● **Task**:
Reproduce all entries word for word.

-- Begin Recorded data --

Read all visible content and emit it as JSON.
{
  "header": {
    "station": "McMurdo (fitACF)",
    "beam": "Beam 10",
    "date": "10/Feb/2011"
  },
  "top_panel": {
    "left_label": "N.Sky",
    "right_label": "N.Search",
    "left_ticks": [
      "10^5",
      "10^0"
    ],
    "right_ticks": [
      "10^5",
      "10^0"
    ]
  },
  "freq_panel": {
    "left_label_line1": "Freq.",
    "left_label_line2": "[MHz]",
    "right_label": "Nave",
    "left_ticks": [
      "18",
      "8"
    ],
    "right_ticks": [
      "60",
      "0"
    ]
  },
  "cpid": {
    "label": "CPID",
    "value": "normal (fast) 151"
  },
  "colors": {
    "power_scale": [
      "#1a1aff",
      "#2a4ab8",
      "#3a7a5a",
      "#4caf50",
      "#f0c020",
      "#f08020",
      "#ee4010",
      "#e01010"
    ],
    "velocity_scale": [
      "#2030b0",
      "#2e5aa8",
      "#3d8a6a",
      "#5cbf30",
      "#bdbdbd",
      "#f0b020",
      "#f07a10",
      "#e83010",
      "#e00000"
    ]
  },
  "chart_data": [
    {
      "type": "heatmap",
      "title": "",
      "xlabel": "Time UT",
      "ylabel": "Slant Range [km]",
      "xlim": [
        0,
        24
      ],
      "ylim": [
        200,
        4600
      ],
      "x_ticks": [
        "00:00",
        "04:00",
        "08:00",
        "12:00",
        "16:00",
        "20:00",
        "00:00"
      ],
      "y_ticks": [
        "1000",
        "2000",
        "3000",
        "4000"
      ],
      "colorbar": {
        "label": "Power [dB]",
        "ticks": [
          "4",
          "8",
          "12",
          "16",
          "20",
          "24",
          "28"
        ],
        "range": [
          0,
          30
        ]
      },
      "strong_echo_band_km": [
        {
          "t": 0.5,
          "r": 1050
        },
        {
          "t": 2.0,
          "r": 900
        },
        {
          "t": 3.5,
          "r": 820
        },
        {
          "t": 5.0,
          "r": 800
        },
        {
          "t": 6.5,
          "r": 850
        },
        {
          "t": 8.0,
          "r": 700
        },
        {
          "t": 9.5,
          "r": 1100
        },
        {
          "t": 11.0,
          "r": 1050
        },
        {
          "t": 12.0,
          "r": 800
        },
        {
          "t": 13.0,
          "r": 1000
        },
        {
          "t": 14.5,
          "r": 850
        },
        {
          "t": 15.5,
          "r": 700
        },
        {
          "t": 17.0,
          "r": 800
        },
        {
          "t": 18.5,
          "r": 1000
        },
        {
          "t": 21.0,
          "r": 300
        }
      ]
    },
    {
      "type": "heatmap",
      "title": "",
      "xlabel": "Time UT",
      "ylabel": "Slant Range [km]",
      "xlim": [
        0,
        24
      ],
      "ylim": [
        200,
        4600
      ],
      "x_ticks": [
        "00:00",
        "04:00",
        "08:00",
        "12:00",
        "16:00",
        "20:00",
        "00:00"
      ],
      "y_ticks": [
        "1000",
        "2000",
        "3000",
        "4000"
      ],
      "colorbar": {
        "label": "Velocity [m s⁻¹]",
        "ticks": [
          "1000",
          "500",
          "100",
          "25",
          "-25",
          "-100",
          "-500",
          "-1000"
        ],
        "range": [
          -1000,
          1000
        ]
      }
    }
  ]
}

-- End Recorded data --

● **Complete answer**:
Read all visible content and emit it as JSON.
{
  "header": {
    "station": "McMurdo (fitACF)",
    "beam": "Beam 10",
    "date": "10/Feb/2011"
  },
  "top_panel": {
    "left_label": "N.Sky",
    "right_label": "N.Search",
    "left_ticks": [
      "10^5",
      "10^0"
    ],
    "right_ticks": [
      "10^5",
      "10^0"
    ]
  },
  "freq_panel": {
    "left_label_line1": "Freq.",
    "left_label_line2": "[MHz]",
    "right_label": "Nave",
    "left_ticks": [
      "18",
      "8"
    ],
    "right_ticks": [
      "60",
      "0"
    ]
  },
  "cpid": {
    "label": "CPID",
    "value": "normal (fast) 151"
  },
  "colors": {
    "power_scale": [
      "#1a1aff",
      "#2a4ab8",
      "#3a7a5a",
      "#4caf50",
      "#f0c020",
      "#f08020",
      "#ee4010",
      "#e01010"
    ],
    "velocity_scale": [
      "#2030b0",
      "#2e5aa8",
      "#3d8a6a",
      "#5cbf30",
      "#bdbdbd",
      "#f0b020",
      "#f07a10",
      "#e83010",
      "#e00000"
    ]
  },
  "chart_data": [
    {
      "type": "heatmap",
      "title": "",
      "xlabel": "Time UT",
      "ylabel": "Slant Range [km]",
      "xlim": [
        0,
        24
      ],
      "ylim": [
        200,
        4600
      ],
      "x_ticks": [
        "00:00",
        "04:00",
        "08:00",
        "12:00",
        "16:00",
        "20:00",
        "00:00"
      ],
      "y_ticks": [
        "1000",
        "2000",
        "3000",
        "4000"
      ],
      "colorbar": {
        "label": "Power [dB]",
        "ticks": [
          "4",
          "8",
          "12",
          "16",
          "20",
          "24",
          "28"
        ],
        "range": [
          0,
          30
        ]
      },
      "strong_echo_band_km": [
        {
          "t": 0.5,
          "r": 1050
        },
        {
          "t": 2.0,
          "r": 900
        },
        {
          "t": 3.5,
          "r": 820
        },
        {
          "t": 5.0,
          "r": 800
        },
        {
          "t": 6.5,
          "r": 850
        },
        {
          "t": 8.0,
          "r": 700
        },
        {
          "t": 9.5,
          "r": 1100
        },
        {
          "t": 11.0,
          "r": 1050
        },
        {
          "t": 12.0,
          "r": 800
        },
        {
          "t": 13.0,
          "r": 1000
        },
        {
          "t": 14.5,
          "r": 850
        },
        {
          "t": 15.5,
          "r": 700
        },
        {
          "t": 17.0,
          "r": 800
        },
        {
          "t": 18.5,
          "r": 1000
        },
        {
          "t": 21.0,
          "r": 300
        }
      ]
    },
    {
      "type": "heatmap",
      "title": "",
      "xlabel": "Time UT",
      "ylabel": "Slant Range [km]",
      "xlim": [
        0,
        24
      ],
      "ylim": [
        200,
        4600
      ],
      "x_ticks": [
        "00:00",
        "04:00",
        "08:00",
        "12:00",
        "16:00",
        "20:00",
        "00:00"
      ],
      "y_ticks": [
        "1000",
        "2000",
        "3000",
        "4000"
      ],
      "colorbar": {
        "label": "Velocity [m s⁻¹]",
        "ticks": [
          "1000",
          "500",
          "100",
          "25",
          "-25",
          "-100",
          "-500",
          "-1000"
        ],
        "range": [
          -1000,
          1000
        ]
      }
    }
  ]
}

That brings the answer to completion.